▶ Listing
— START —

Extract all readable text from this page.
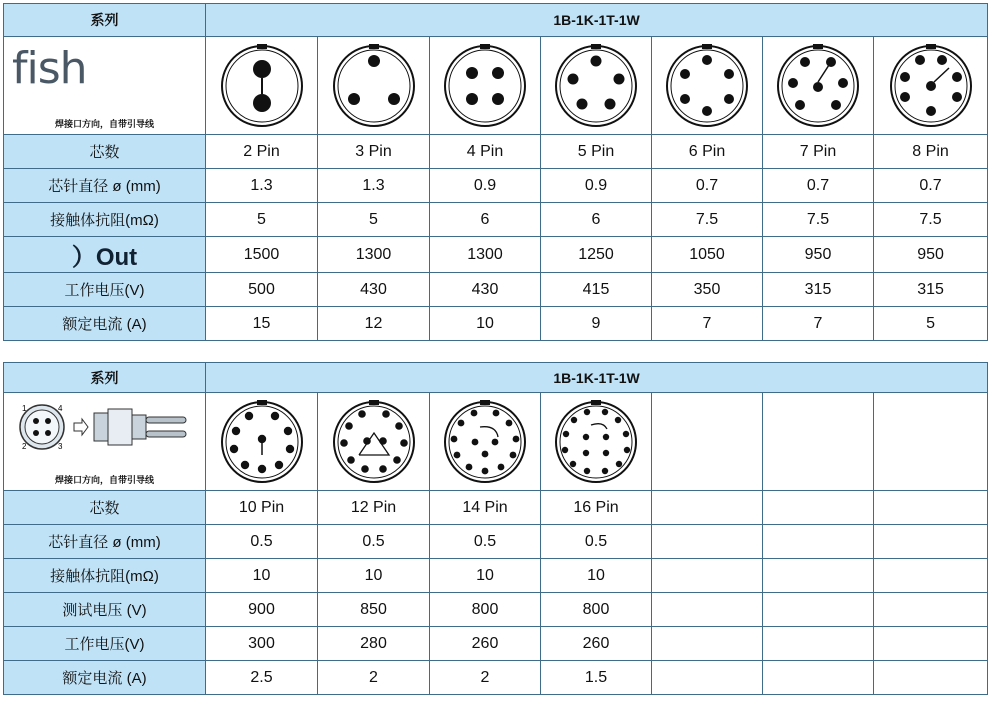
系列	1B-1K-1T-1W						

fish
焊接口方向，自带引导线

芯数	2 Pin	3 Pin	4 Pin	5 Pin	6 Pin	7 Pin	8 Pin
芯针直径 ø (mm)	1.3	1.3	0.9	0.9	0.7	0.7	0.7
接触体抗阻(mΩ)	5	5	6	6	7.5	7.5	7.5
）Out	1500	1300	1300	1250	1050	950	950
工作电压(V)	500	430	430	415	350	315	315
额定电流 (A)	15	12	10	9	7	7	5
系列	1B-1K-1T-1W						

1 4
2 3
焊接口方向，自带引导线

芯数	10 Pin	12 Pin	14 Pin	16 Pin			
芯针直径 ø (mm)	0.5	0.5	0.5	0.5			
接触体抗阻(mΩ)	10	10	10	10			
测试电压 (V)	900	850	800	800			
工作电压(V)	300	280	260	260			
额定电流 (A)	2.5	2	2	1.5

— END —

▶ What needs to be done
Count every line in the data where the string "工作电压" occurs. Give nothing except the number.

▶ Written answer
2